◆ **TASK**: Each line of the listing must be transcribed exactly, except for the images, which should be excluded.
:: DATASET RECORDS
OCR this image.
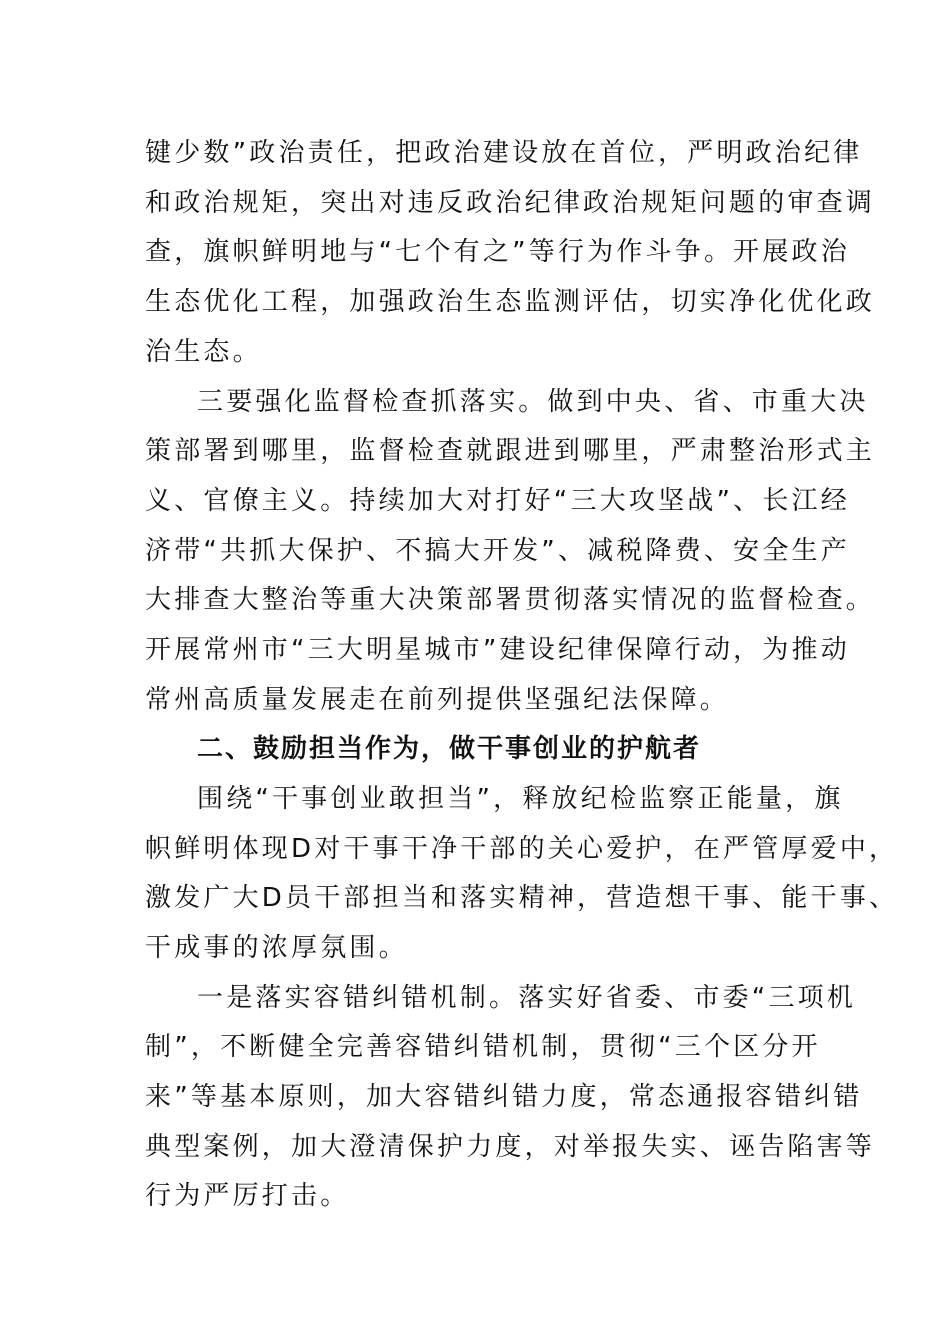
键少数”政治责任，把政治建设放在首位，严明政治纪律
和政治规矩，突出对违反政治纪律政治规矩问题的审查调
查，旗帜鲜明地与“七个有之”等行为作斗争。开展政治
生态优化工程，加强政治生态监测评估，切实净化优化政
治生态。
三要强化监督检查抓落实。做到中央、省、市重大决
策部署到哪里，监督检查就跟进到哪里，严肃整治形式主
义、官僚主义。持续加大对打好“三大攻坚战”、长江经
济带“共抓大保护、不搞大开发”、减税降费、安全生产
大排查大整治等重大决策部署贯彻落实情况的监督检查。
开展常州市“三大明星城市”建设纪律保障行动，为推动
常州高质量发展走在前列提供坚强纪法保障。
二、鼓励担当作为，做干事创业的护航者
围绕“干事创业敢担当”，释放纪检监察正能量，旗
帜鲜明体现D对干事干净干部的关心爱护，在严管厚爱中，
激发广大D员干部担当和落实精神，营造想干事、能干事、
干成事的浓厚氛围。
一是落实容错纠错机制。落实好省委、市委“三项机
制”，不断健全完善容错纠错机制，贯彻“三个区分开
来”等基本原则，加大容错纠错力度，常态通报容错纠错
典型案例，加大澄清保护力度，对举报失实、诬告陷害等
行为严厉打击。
::::
◆ **TASK OUTPUT**:
OCR this image.
键少数”政治责任，把政治建设放在首位，严明政治纪律
和政治规矩，突出对违反政治纪律政治规矩问题的审查调
查，旗帜鲜明地与“七个有之”等行为作斗争。开展政治
生态优化工程，加强政治生态监测评估，切实净化优化政
治生态。
三要强化监督检查抓落实。做到中央、省、市重大决
策部署到哪里，监督检查就跟进到哪里，严肃整治形式主
义、官僚主义。持续加大对打好“三大攻坚战”、长江经
济带“共抓大保护、不搞大开发”、减税降费、安全生产
大排查大整治等重大决策部署贯彻落实情况的监督检查。
开展常州市“三大明星城市”建设纪律保障行动，为推动
常州高质量发展走在前列提供坚强纪法保障。
二、鼓励担当作为，做干事创业的护航者
围绕“干事创业敢担当”，释放纪检监察正能量，旗
帜鲜明体现D对干事干净干部的关心爱护，在严管厚爱中，
激发广大D员干部担当和落实精神，营造想干事、能干事、
干成事的浓厚氛围。
一是落实容错纠错机制。落实好省委、市委“三项机
制”，不断健全完善容错纠错机制，贯彻“三个区分开
来”等基本原则，加大容错纠错力度，常态通报容错纠错
典型案例，加大澄清保护力度，对举报失实、诬告陷害等
行为严厉打击。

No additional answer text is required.